• [STATED TASK]: Write out the data below exactly as given, without any of its pictures.

Stored items:

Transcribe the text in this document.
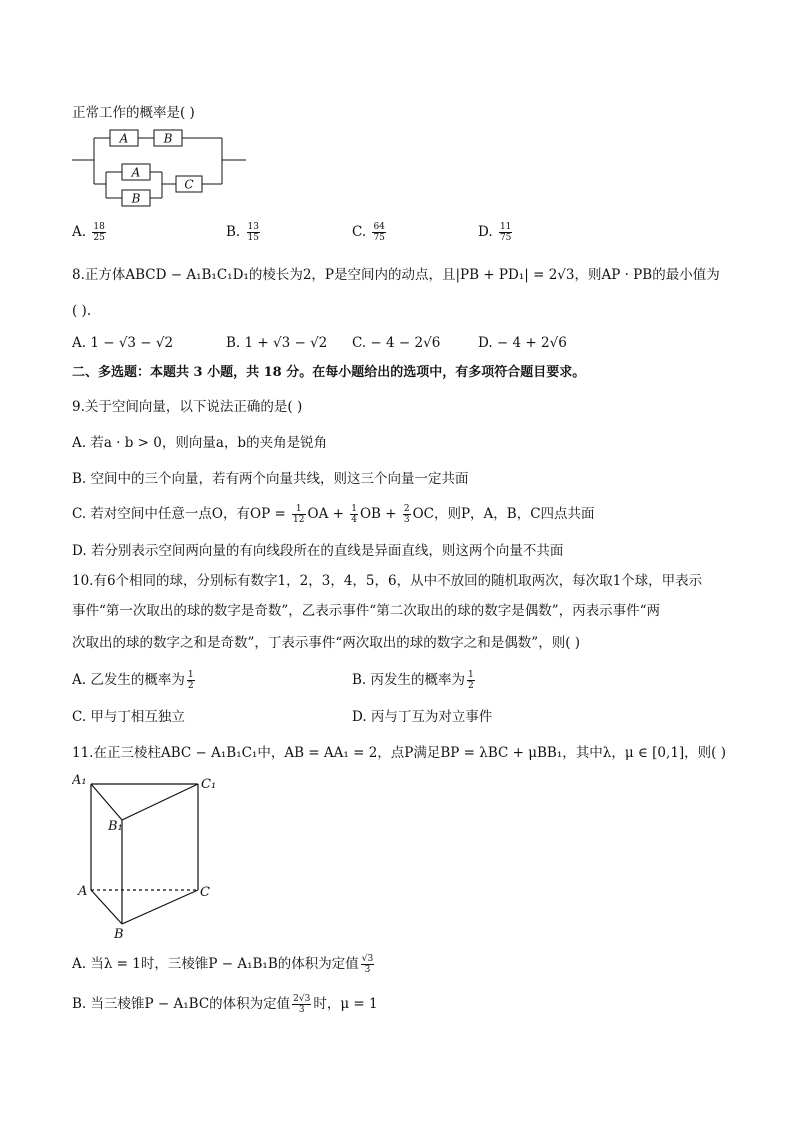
正常工作的概率是( )
A	B
A
B
C
A. $\frac{18}{25}$	B. $\frac{13}{15}$	C. $\frac{64}{75}$	D. $\frac{11}{75}$
8.正方体ABCD − A₁B₁C₁D₁的棱长为2，P是空间内的动点，且|PB + PD₁| = 2√3，则AP · PB的最小值为
( ).
A. 1 − √3 − √2	B. 1 + √3 − √2 C. − 4 − 2√6	D. − 4 + 2√6
二、多选题：本题共 3 小题，共 18 分。在每小题给出的选项中，有多项符合题目要求。
9.关于空间向量，以下说法正确的是( )
A. 若a · b > 0，则向量a，b的夹角是锐角
B. 空间中的三个向量，若有两个向量共线，则这三个向量一定共面
C. 若对空间中任意一点O，有OP = $\frac{1}{12}$ OA + $\frac{1}{4}$ OB + $\frac{2}{3}$ OC，则P，A，B，C四点共面
D. 若分别表示空间两向量的有向线段所在的直线是异面直线，则这两个向量不共面
10.有6个相同的球，分别标有数字1，2，3，4，5，6，从中不放回的随机取两次，每次取1个球，甲表示
事件“第一次取出的球的数字是奇数”，乙表示事件“第二次取出的球的数字是偶数”，丙表示事件“两
次取出的球的数字之和是奇数”，丁表示事件“两次取出的球的数字之和是偶数”，则( )
A. 乙发生的概率为 $\frac{1}{2}$	B. 丙发生的概率为 $\frac{1}{2}$
C. 甲与丁相互独立	D. 丙与丁互为对立事件
11.在正三棱柱ABC − A₁B₁C₁中，AB = AA₁ = 2，点P满足BP = λBC + μBB₁，其中λ，μ ∈ [0,1]，则( )
A₁	C₁
B₁
A	C
B
A. 当λ = 1时，三棱锥P − A₁B₁B的体积为定值 $\frac{√3}{3}$
B. 当三棱锥P − A₁BC的体积为定值 $\frac{2√3}{3}$ 时，μ = 1
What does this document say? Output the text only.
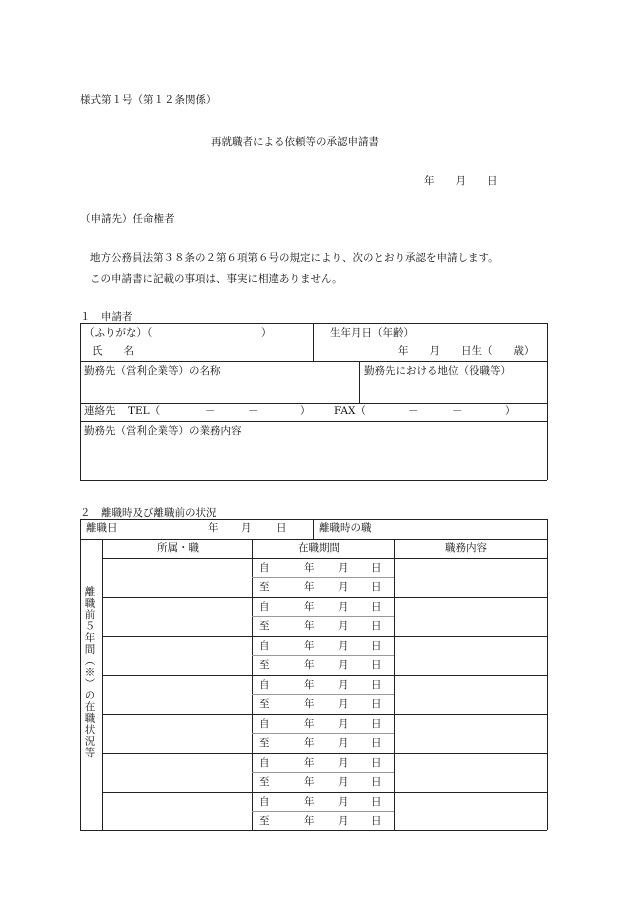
様式第１号（第１２条関係）
再就職者による依頼等の承認申請書
年　　月　　日
（申請先）任命権者
地方公務員法第３８条の２第６項第６号の規定により、次のとおり承認を申請します。
この申請書に記載の事項は、事実に相違ありません。
１　申請者
（ふりがな）（	）
氏　　名
生年月日（年齢）
年　　月　　日生（　　歳）
勤務先（営利企業等）の名称	勤務先における地位（役職等）
連絡先 TEL（	－	－	） FAX（	－	－	）
勤務先（営利企業等）の業務内容
２　離職時及び離職前の状況
離職日	年 月 日	離職時の職
所属・職	在職期間	職務内容
離職前５年間（※）の在職状況等
自	年 月 日
至	年 月 日
自	年 月 日
至	年 月 日
自	年 月 日
至	年 月 日
自	年 月 日
至	年 月 日
自	年 月 日
至	年 月 日
自	年 月 日
至	年 月 日
自	年 月 日
至	年 月 日
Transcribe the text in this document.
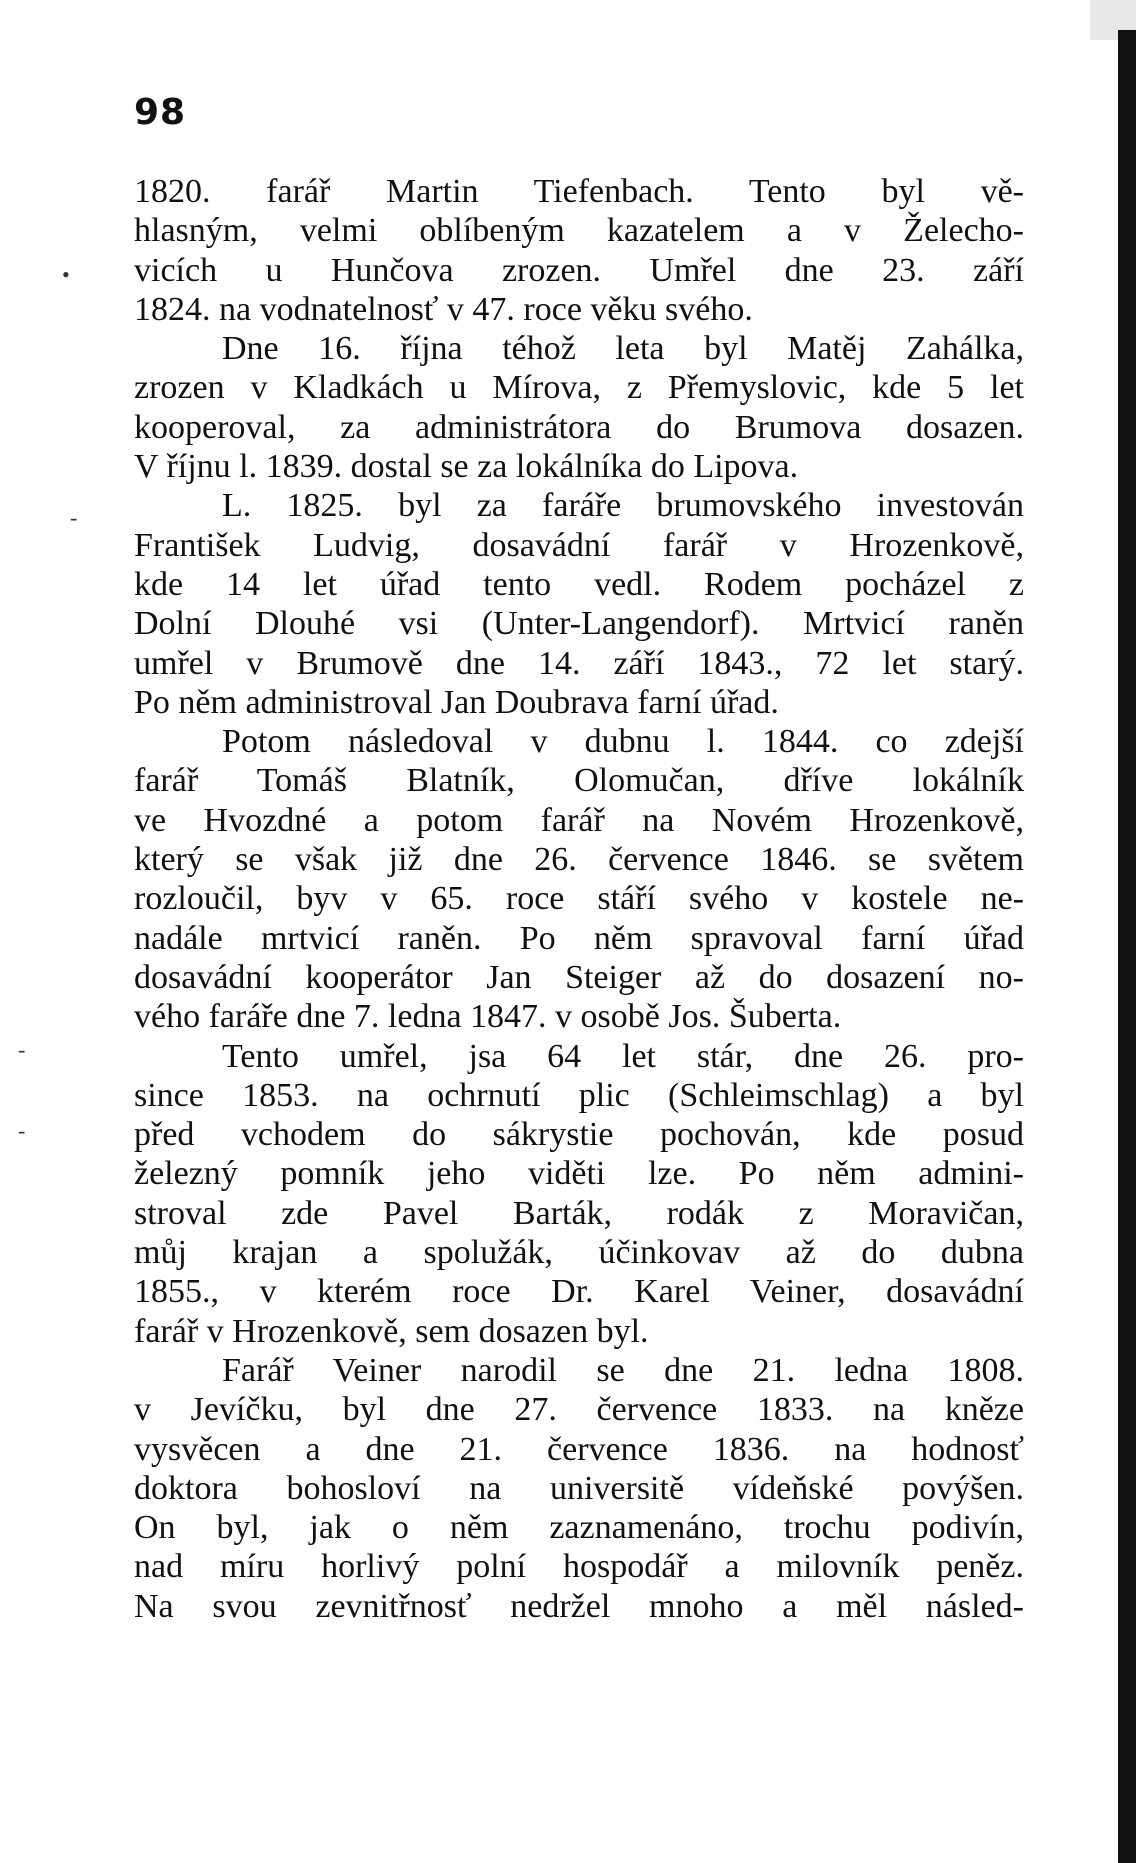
98
•
-
-
-
1820. farář Martin Tiefenbach. Tento byl vě-
hlasným, velmi oblíbeným kazatelem a v Želecho-
vicích u Hunčova zrozen. Umřel dne 23. září
1824. na vodnatelnosť v 47. roce věku svého.
Dne 16. října téhož leta byl Matěj Zahálka,
zrozen v Kladkách u Mírova, z Přemyslovic, kde 5 let
kooperoval, za administrátora do Brumova dosazen.
V říjnu l. 1839. dostal se za lokálníka do Lipova.
L. 1825. byl za faráře brumovského investován
František Ludvig, dosavádní farář v Hrozenkově,
kde 14 let úřad tento vedl. Rodem pocházel z
Dolní Dlouhé vsi (Unter-Langendorf). Mrtvicí raněn
umřel v Brumově dne 14. září 1843., 72 let starý.
Po něm administroval Jan Doubrava farní úřad.
Potom následoval v dubnu l. 1844. co zdejší
farář Tomáš Blatník, Olomučan, dříve lokálník
ve Hvozdné a potom farář na Novém Hrozenkově,
který se však již dne 26. července 1846. se světem
rozloučil, byv v 65. roce stáří svého v kostele ne-
nadále mrtvicí raněn. Po něm spravoval farní úřad
dosavádní kooperátor Jan Steiger až do dosazení no-
vého faráře dne 7. ledna 1847. v osobě Jos. Šuberta.
Tento umřel, jsa 64 let stár, dne 26. pro-
since 1853. na ochrnutí plic (Schleimschlag) a byl
před vchodem do sákrystie pochován, kde posud
železný pomník jeho viděti lze. Po něm admini-
stroval zde Pavel Barták, rodák z Moravičan,
můj krajan a spolužák, účinkovav až do dubna
1855., v kterém roce Dr. Karel Veiner, dosavádní
farář v Hrozenkově, sem dosazen byl.
Farář Veiner narodil se dne 21. ledna 1808.
v Jevíčku, byl dne 27. července 1833. na kněze
vysvěcen a dne 21. července 1836. na hodnosť
doktora bohosloví na universitě vídeňské povýšen.
On byl, jak o něm zaznamenáno, trochu podivín,
nad míru horlivý polní hospodář a milovník peněz.
Na svou zevnitřnosť nedržel mnoho a měl násled-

• [WORKED ANSWER]:
Transcribe the text in this document.
正常工作的概率是( )
A	B
A
B
C
A. $\frac{18}{25}$	B. $\frac{13}{15}$	C. $\frac{64}{75}$	D. $\frac{11}{75}$
8.正方体ABCD − A₁B₁C₁D₁的棱长为2，P是空间内的动点，且|PB + PD₁| = 2√3，则AP · PB的最小值为
( ).
A. 1 − √3 − √2	B. 1 + √3 − √2 C. − 4 − 2√6	D. − 4 + 2√6
二、多选题：本题共 3 小题，共 18 分。在每小题给出的选项中，有多项符合题目要求。
9.关于空间向量，以下说法正确的是( )
A. 若a · b > 0，则向量a，b的夹角是锐角
B. 空间中的三个向量，若有两个向量共线，则这三个向量一定共面
C. 若对空间中任意一点O，有OP = $\frac{1}{12}$ OA + $\frac{1}{4}$ OB + $\frac{2}{3}$ OC，则P，A，B，C四点共面
D. 若分别表示空间两向量的有向线段所在的直线是异面直线，则这两个向量不共面
10.有6个相同的球，分别标有数字1，2，3，4，5，6，从中不放回的随机取两次，每次取1个球，甲表示
事件“第一次取出的球的数字是奇数”，乙表示事件“第二次取出的球的数字是偶数”，丙表示事件“两
次取出的球的数字之和是奇数”，丁表示事件“两次取出的球的数字之和是偶数”，则( )
A. 乙发生的概率为 $\frac{1}{2}$	B. 丙发生的概率为 $\frac{1}{2}$
C. 甲与丁相互独立	D. 丙与丁互为对立事件
11.在正三棱柱ABC − A₁B₁C₁中，AB = AA₁ = 2，点P满足BP = λBC + μBB₁，其中λ，μ ∈ [0,1]，则( )
A₁	C₁
B₁
A	C
B
A. 当λ = 1时，三棱锥P − A₁B₁B的体积为定值 $\frac{√3}{3}$
B. 当三棱锥P − A₁BC的体积为定值 $\frac{2√3}{3}$ 时，μ = 1
What does this document say? Output the text only.
様式第１号（第１２条関係）
再就職者による依頼等の承認申請書
年　　月　　日
（申請先）任命権者
地方公務員法第３８条の２第６項第６号の規定により、次のとおり承認を申請します。
この申請書に記載の事項は、事実に相違ありません。
１　申請者
（ふりがな）（	）
氏　　名
生年月日（年齢）
年　　月　　日生（　　歳）
勤務先（営利企業等）の名称	勤務先における地位（役職等）
連絡先 TEL（	－	－	） FAX（	－	－	）
勤務先（営利企業等）の業務内容
２　離職時及び離職前の状況
離職日	年 月 日	離職時の職
所属・職	在職期間	職務内容
離職前５年間（※）の在職状況等
自	年 月 日
至	年 月 日
自	年 月 日
至	年 月 日
自	年 月 日
至	年 月 日
自	年 月 日
至	年 月 日
自	年 月 日
至	年 月 日
自	年 月 日
至	年 月 日
自	年 月 日
至	年 月 日
Transcribe the text in this document.
98
•
-
-
-
1820. farář Martin Tiefenbach. Tento byl vě-
hlasným, velmi oblíbeným kazatelem a v Želecho-
vicích u Hunčova zrozen. Umřel dne 23. září
1824. na vodnatelnosť v 47. roce věku svého.
Dne 16. října téhož leta byl Matěj Zahálka,
zrozen v Kladkách u Mírova, z Přemyslovic, kde 5 let
kooperoval, za administrátora do Brumova dosazen.
V říjnu l. 1839. dostal se za lokálníka do Lipova.
L. 1825. byl za faráře brumovského investován
František Ludvig, dosavádní farář v Hrozenkově,
kde 14 let úřad tento vedl. Rodem pocházel z
Dolní Dlouhé vsi (Unter-Langendorf). Mrtvicí raněn
umřel v Brumově dne 14. září 1843., 72 let starý.
Po něm administroval Jan Doubrava farní úřad.
Potom následoval v dubnu l. 1844. co zdejší
farář Tomáš Blatník, Olomučan, dříve lokálník
ve Hvozdné a potom farář na Novém Hrozenkově,
který se však již dne 26. července 1846. se světem
rozloučil, byv v 65. roce stáří svého v kostele ne-
nadále mrtvicí raněn. Po něm spravoval farní úřad
dosavádní kooperátor Jan Steiger až do dosazení no-
vého faráře dne 7. ledna 1847. v osobě Jos. Šuberta.
Tento umřel, jsa 64 let stár, dne 26. pro-
since 1853. na ochrnutí plic (Schleimschlag) a byl
před vchodem do sákrystie pochován, kde posud
železný pomník jeho viděti lze. Po něm admini-
stroval zde Pavel Barták, rodák z Moravičan,
můj krajan a spolužák, účinkovav až do dubna
1855., v kterém roce Dr. Karel Veiner, dosavádní
farář v Hrozenkově, sem dosazen byl.
Farář Veiner narodil se dne 21. ledna 1808.
v Jevíčku, byl dne 27. července 1833. na kněze
vysvěcen a dne 21. července 1836. na hodnosť
doktora bohosloví na universitě vídeňské povýšen.
On byl, jak o něm zaznamenáno, trochu podivín,
nad míru horlivý polní hospodář a milovník peněz.
Na svou zevnitřnosť nedržel mnoho a měl násled-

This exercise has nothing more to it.